Stored data entries:
* begin *

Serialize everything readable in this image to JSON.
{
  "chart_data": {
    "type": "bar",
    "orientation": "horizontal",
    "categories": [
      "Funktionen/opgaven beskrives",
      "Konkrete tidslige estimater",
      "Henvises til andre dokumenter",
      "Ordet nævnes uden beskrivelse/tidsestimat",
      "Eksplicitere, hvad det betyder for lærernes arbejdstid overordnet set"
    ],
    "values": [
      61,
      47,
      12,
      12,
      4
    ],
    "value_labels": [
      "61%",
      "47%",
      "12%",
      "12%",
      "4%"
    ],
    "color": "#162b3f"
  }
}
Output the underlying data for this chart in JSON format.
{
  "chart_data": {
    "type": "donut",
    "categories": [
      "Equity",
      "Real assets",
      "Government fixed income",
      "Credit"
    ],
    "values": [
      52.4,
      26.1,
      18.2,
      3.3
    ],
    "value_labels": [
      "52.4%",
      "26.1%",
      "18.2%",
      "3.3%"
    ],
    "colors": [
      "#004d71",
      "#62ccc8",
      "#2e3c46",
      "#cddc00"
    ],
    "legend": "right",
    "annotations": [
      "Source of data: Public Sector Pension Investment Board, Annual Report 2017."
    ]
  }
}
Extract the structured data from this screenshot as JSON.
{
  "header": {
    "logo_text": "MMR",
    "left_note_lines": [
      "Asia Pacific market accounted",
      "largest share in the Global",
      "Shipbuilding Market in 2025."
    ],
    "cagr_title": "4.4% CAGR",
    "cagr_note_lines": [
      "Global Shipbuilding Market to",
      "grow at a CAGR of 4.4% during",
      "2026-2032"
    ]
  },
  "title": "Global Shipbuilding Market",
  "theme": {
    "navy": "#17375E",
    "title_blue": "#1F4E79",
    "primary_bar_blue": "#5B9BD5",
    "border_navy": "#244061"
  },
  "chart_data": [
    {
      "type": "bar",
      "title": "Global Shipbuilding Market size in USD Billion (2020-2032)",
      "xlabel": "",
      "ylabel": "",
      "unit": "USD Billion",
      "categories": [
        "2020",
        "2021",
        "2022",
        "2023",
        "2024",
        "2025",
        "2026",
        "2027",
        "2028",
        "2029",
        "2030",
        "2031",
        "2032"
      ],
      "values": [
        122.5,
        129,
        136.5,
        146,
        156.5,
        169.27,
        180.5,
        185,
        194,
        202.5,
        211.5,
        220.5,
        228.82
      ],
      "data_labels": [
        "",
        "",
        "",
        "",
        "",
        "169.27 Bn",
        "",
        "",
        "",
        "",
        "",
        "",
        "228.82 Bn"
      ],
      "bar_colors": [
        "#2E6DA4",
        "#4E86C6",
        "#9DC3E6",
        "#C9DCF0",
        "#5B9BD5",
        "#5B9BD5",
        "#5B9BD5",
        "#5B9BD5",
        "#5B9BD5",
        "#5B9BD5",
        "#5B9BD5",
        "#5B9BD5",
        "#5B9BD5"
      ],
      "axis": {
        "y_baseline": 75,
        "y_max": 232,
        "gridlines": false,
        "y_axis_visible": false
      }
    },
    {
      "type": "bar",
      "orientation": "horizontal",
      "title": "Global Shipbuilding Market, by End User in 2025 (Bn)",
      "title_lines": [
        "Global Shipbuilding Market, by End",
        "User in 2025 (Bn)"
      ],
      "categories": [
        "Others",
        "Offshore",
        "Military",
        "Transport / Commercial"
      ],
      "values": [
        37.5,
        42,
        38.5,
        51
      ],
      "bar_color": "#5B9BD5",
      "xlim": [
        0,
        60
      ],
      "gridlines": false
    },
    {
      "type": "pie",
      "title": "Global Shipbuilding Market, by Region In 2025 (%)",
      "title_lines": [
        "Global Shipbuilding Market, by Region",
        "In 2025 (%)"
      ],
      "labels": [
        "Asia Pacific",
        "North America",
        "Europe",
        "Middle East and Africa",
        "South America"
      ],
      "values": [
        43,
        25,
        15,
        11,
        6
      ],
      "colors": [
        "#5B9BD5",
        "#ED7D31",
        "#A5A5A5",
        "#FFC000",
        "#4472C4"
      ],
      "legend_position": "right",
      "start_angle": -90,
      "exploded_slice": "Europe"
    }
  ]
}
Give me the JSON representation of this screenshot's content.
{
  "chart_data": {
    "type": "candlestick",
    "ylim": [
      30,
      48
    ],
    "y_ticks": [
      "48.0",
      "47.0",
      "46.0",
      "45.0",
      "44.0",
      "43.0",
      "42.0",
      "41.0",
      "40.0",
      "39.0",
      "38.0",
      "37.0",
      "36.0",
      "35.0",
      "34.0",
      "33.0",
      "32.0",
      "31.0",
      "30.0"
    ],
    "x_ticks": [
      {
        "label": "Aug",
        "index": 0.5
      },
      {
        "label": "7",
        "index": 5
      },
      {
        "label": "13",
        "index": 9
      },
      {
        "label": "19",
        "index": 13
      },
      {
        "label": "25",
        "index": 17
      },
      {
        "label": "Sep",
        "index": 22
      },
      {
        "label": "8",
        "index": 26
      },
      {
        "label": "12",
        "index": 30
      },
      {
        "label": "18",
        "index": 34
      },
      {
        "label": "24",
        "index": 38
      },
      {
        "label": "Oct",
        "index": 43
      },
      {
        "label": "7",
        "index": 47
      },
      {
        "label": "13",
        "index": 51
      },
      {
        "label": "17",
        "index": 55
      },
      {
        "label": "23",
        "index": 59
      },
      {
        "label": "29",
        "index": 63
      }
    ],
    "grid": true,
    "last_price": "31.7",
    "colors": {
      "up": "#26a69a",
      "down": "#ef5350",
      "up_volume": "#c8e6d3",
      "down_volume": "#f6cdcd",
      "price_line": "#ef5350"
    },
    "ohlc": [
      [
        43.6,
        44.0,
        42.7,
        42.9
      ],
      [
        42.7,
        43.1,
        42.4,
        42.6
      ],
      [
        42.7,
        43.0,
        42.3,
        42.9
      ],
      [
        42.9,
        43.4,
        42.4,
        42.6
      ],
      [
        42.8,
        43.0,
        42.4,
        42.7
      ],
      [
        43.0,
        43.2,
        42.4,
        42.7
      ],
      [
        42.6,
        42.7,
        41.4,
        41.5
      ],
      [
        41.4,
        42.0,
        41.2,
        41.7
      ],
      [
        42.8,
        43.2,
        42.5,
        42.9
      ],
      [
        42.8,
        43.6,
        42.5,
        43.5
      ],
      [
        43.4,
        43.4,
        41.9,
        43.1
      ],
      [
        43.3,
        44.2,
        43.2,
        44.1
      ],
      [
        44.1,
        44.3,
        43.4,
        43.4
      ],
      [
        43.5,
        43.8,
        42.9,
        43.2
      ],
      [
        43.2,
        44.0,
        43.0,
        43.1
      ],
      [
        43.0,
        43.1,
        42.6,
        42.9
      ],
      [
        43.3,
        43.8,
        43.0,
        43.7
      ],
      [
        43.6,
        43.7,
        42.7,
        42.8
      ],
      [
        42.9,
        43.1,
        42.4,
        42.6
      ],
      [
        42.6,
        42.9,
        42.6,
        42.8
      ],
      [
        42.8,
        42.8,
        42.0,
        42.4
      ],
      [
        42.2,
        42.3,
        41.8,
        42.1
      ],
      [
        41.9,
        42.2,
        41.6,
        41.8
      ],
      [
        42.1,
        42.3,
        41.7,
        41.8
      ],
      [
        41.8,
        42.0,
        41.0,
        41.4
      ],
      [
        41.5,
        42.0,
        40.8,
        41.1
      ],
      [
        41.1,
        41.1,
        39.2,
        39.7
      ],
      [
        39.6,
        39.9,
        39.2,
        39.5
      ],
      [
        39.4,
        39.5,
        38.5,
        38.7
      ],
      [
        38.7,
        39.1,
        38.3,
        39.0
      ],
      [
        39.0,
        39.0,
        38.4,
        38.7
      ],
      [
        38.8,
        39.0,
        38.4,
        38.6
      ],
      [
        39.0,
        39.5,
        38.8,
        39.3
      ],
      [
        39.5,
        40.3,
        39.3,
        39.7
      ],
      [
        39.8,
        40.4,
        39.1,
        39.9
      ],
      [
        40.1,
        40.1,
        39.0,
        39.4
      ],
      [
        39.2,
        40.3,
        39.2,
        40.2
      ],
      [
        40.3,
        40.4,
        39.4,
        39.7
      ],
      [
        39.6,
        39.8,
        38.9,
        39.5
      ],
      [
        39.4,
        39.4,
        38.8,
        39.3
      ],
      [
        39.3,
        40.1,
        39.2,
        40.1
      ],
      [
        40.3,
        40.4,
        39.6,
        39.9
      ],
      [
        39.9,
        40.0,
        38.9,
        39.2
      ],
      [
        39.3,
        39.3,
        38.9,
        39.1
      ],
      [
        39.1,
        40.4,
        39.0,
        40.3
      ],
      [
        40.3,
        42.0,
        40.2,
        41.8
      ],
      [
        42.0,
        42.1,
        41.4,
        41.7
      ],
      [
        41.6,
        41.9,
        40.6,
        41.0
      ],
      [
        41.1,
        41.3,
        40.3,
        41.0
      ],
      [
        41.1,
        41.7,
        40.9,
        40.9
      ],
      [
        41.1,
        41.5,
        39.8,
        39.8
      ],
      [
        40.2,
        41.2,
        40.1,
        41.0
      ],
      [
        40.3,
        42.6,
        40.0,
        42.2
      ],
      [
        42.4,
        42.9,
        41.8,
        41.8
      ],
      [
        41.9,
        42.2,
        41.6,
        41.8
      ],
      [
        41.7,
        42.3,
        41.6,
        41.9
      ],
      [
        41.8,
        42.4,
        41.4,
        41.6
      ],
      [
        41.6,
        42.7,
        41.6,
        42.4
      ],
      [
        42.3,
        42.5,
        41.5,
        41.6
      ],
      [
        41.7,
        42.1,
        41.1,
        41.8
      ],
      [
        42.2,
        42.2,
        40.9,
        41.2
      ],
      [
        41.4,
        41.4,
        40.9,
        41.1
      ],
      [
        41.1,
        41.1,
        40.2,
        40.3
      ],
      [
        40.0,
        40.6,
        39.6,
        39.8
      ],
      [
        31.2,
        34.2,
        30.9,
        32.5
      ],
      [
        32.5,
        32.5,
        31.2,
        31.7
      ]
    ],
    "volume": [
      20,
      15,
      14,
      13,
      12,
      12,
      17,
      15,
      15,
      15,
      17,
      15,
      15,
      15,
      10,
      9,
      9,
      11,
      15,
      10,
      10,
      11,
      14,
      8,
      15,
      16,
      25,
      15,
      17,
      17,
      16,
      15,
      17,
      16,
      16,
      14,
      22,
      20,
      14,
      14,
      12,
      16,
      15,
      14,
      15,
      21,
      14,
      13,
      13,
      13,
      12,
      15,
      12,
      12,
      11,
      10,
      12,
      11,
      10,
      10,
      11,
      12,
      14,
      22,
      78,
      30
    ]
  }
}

* end *

What you are asked to do ▸ Copy all lines above containing the string "false".

Task answer ▸
        "gridlines": false,
        "y_axis_visible": false
      "gridlines": false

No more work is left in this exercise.